▶ **Stored entries**:

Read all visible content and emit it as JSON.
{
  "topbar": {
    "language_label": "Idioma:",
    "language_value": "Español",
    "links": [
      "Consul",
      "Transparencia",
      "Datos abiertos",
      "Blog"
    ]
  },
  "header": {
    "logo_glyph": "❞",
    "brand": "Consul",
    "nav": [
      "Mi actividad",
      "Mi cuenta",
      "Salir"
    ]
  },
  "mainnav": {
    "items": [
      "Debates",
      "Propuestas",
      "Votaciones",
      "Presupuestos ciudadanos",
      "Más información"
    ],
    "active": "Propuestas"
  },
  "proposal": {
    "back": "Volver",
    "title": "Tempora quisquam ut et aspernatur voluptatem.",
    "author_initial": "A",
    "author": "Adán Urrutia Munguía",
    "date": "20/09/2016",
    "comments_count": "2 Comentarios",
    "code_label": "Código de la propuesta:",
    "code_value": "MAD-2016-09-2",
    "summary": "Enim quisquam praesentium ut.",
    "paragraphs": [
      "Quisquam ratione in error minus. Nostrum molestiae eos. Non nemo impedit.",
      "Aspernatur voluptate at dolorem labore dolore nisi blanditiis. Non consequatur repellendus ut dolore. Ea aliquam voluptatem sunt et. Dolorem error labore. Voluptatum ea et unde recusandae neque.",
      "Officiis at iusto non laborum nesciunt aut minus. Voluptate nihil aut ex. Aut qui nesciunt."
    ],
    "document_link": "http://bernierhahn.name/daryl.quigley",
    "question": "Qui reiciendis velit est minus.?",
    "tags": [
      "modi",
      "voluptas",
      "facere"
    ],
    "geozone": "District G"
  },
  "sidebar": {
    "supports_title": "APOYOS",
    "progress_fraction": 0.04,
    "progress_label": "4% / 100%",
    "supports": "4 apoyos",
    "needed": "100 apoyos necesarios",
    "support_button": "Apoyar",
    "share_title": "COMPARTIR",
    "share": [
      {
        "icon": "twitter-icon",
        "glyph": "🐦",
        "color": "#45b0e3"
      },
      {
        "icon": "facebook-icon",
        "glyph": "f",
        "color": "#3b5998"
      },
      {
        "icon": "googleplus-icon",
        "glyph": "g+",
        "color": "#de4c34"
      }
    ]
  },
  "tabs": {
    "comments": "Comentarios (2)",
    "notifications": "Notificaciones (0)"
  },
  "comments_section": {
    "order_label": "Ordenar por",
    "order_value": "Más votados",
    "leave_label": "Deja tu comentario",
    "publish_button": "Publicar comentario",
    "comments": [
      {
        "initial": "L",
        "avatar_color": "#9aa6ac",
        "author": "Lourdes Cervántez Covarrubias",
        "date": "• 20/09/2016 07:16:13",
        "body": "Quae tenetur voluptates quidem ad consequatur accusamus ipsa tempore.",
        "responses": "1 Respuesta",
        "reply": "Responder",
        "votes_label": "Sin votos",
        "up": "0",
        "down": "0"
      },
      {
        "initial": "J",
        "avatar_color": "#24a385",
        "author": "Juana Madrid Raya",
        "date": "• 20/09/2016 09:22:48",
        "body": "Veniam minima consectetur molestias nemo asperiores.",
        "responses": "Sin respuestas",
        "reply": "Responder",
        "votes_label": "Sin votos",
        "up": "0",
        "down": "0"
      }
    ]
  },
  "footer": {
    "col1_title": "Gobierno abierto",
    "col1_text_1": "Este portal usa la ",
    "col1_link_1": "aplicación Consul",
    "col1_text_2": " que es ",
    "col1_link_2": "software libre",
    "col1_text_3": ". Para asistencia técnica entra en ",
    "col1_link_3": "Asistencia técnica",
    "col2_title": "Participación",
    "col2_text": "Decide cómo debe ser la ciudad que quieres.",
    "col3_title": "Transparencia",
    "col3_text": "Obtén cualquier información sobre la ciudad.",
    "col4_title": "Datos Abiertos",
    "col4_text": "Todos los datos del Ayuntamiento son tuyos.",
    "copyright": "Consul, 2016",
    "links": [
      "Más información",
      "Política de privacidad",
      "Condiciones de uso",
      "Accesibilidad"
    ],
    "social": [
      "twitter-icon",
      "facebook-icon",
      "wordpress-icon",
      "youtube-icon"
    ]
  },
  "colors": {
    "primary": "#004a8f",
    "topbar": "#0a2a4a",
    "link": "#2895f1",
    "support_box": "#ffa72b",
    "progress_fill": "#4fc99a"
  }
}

▶ **What to work on**:
Write the listing out again, exactly as it reads.

▶ **Answer for this exercise**:
Read all visible content and emit it as JSON.
{
  "topbar": {
    "language_label": "Idioma:",
    "language_value": "Español",
    "links": [
      "Consul",
      "Transparencia",
      "Datos abiertos",
      "Blog"
    ]
  },
  "header": {
    "logo_glyph": "❞",
    "brand": "Consul",
    "nav": [
      "Mi actividad",
      "Mi cuenta",
      "Salir"
    ]
  },
  "mainnav": {
    "items": [
      "Debates",
      "Propuestas",
      "Votaciones",
      "Presupuestos ciudadanos",
      "Más información"
    ],
    "active": "Propuestas"
  },
  "proposal": {
    "back": "Volver",
    "title": "Tempora quisquam ut et aspernatur voluptatem.",
    "author_initial": "A",
    "author": "Adán Urrutia Munguía",
    "date": "20/09/2016",
    "comments_count": "2 Comentarios",
    "code_label": "Código de la propuesta:",
    "code_value": "MAD-2016-09-2",
    "summary": "Enim quisquam praesentium ut.",
    "paragraphs": [
      "Quisquam ratione in error minus. Nostrum molestiae eos. Non nemo impedit.",
      "Aspernatur voluptate at dolorem labore dolore nisi blanditiis. Non consequatur repellendus ut dolore. Ea aliquam voluptatem sunt et. Dolorem error labore. Voluptatum ea et unde recusandae neque.",
      "Officiis at iusto non laborum nesciunt aut minus. Voluptate nihil aut ex. Aut qui nesciunt."
    ],
    "document_link": "http://bernierhahn.name/daryl.quigley",
    "question": "Qui reiciendis velit est minus.?",
    "tags": [
      "modi",
      "voluptas",
      "facere"
    ],
    "geozone": "District G"
  },
  "sidebar": {
    "supports_title": "APOYOS",
    "progress_fraction": 0.04,
    "progress_label": "4% / 100%",
    "supports": "4 apoyos",
    "needed": "100 apoyos necesarios",
    "support_button": "Apoyar",
    "share_title": "COMPARTIR",
    "share": [
      {
        "icon": "twitter-icon",
        "glyph": "🐦",
        "color": "#45b0e3"
      },
      {
        "icon": "facebook-icon",
        "glyph": "f",
        "color": "#3b5998"
      },
      {
        "icon": "googleplus-icon",
        "glyph": "g+",
        "color": "#de4c34"
      }
    ]
  },
  "tabs": {
    "comments": "Comentarios (2)",
    "notifications": "Notificaciones (0)"
  },
  "comments_section": {
    "order_label": "Ordenar por",
    "order_value": "Más votados",
    "leave_label": "Deja tu comentario",
    "publish_button": "Publicar comentario",
    "comments": [
      {
        "initial": "L",
        "avatar_color": "#9aa6ac",
        "author": "Lourdes Cervántez Covarrubias",
        "date": "• 20/09/2016 07:16:13",
        "body": "Quae tenetur voluptates quidem ad consequatur accusamus ipsa tempore.",
        "responses": "1 Respuesta",
        "reply": "Responder",
        "votes_label": "Sin votos",
        "up": "0",
        "down": "0"
      },
      {
        "initial": "J",
        "avatar_color": "#24a385",
        "author": "Juana Madrid Raya",
        "date": "• 20/09/2016 09:22:48",
        "body": "Veniam minima consectetur molestias nemo asperiores.",
        "responses": "Sin respuestas",
        "reply": "Responder",
        "votes_label": "Sin votos",
        "up": "0",
        "down": "0"
      }
    ]
  },
  "footer": {
    "col1_title": "Gobierno abierto",
    "col1_text_1": "Este portal usa la ",
    "col1_link_1": "aplicación Consul",
    "col1_text_2": " que es ",
    "col1_link_2": "software libre",
    "col1_text_3": ". Para asistencia técnica entra en ",
    "col1_link_3": "Asistencia técnica",
    "col2_title": "Participación",
    "col2_text": "Decide cómo debe ser la ciudad que quieres.",
    "col3_title": "Transparencia",
    "col3_text": "Obtén cualquier información sobre la ciudad.",
    "col4_title": "Datos Abiertos",
    "col4_text": "Todos los datos del Ayuntamiento son tuyos.",
    "copyright": "Consul, 2016",
    "links": [
      "Más información",
      "Política de privacidad",
      "Condiciones de uso",
      "Accesibilidad"
    ],
    "social": [
      "twitter-icon",
      "facebook-icon",
      "wordpress-icon",
      "youtube-icon"
    ]
  },
  "colors": {
    "primary": "#004a8f",
    "topbar": "#0a2a4a",
    "link": "#2895f1",
    "support_box": "#ffa72b",
    "progress_fill": "#4fc99a"
  }
}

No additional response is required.